-- Instructions to follow --
Copy the lines holding the word "title", all of them.

-- Task material --
_ _ _

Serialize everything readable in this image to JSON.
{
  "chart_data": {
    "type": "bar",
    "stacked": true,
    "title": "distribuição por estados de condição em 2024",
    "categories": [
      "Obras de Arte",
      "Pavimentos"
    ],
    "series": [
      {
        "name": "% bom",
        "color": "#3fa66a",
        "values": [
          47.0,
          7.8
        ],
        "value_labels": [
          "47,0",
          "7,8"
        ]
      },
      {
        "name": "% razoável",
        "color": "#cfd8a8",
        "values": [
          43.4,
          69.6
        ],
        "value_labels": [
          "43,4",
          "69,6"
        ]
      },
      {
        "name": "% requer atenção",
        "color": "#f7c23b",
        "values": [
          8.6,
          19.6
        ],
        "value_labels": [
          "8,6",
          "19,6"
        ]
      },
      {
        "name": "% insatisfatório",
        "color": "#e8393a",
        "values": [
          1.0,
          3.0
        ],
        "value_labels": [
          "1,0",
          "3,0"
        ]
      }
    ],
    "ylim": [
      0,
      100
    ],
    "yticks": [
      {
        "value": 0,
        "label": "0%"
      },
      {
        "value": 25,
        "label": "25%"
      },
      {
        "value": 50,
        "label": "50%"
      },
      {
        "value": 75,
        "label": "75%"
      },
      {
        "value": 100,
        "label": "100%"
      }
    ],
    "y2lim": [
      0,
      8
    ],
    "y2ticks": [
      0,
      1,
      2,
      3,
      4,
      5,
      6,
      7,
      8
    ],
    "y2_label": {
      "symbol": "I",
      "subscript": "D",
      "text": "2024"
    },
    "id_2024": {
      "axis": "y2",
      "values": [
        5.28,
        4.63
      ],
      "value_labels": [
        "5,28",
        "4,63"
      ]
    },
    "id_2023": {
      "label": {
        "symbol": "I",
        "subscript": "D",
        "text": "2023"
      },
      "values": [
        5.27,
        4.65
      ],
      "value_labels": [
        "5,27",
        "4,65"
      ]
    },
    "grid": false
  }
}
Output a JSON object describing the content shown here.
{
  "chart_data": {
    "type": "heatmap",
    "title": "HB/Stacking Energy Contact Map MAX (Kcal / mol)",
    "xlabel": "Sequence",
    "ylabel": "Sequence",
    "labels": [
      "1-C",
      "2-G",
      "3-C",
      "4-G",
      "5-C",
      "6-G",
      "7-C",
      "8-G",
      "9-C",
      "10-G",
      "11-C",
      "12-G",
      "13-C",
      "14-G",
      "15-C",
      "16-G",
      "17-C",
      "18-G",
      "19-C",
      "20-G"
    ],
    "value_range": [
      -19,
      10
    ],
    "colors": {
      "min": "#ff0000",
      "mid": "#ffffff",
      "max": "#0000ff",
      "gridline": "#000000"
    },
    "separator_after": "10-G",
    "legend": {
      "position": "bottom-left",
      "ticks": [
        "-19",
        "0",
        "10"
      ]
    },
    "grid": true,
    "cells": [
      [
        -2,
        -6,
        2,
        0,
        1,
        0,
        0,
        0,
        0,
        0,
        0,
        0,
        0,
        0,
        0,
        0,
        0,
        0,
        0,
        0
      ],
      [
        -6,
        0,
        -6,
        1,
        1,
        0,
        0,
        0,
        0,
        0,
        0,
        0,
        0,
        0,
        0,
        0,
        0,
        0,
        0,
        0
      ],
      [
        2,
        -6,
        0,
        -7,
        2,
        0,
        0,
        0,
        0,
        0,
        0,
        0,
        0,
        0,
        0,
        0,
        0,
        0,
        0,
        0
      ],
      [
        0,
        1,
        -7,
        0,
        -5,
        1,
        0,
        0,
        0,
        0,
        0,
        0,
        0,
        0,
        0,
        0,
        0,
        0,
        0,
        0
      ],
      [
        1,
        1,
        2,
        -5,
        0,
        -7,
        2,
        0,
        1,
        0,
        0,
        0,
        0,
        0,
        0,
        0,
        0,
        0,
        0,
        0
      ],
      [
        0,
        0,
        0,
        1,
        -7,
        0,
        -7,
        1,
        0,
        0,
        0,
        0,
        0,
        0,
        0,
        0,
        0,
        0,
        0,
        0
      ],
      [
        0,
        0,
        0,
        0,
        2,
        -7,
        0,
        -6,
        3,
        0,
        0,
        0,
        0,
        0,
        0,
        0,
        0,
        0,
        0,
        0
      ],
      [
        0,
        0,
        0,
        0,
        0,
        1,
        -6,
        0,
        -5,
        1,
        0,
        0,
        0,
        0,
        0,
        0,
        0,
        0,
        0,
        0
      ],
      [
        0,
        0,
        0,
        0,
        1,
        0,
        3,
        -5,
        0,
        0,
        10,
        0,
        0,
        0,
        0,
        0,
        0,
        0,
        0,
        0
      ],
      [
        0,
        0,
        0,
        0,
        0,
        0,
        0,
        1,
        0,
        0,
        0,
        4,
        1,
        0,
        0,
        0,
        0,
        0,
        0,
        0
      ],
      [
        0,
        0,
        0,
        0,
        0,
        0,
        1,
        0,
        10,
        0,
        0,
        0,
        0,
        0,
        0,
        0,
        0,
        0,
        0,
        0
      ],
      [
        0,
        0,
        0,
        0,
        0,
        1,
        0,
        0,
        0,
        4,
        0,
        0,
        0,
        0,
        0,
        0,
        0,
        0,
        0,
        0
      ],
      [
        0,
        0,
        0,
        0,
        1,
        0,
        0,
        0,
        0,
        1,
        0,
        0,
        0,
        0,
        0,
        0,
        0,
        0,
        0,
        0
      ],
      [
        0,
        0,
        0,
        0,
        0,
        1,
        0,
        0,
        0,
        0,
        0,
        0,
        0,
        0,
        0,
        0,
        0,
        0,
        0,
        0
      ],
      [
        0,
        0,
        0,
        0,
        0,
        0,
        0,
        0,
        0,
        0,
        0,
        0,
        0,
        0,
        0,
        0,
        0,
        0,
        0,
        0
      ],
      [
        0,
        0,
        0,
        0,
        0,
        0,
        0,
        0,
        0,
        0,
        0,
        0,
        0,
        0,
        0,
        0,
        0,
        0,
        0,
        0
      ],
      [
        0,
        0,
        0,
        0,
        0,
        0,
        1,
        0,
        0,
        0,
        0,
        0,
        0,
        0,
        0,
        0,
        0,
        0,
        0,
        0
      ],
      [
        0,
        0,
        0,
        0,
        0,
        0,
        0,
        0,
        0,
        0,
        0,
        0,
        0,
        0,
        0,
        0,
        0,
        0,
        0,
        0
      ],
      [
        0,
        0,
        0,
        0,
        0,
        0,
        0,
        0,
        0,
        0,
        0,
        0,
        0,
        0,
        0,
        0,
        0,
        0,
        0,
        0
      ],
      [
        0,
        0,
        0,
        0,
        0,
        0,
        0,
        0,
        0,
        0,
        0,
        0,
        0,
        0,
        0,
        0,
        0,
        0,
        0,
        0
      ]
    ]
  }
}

_ _ _

-- Solution --
    "title": "distribuição por estados de condição em 2024",
    "title": "HB/Stacking Energy Contact Map MAX (Kcal / mol)",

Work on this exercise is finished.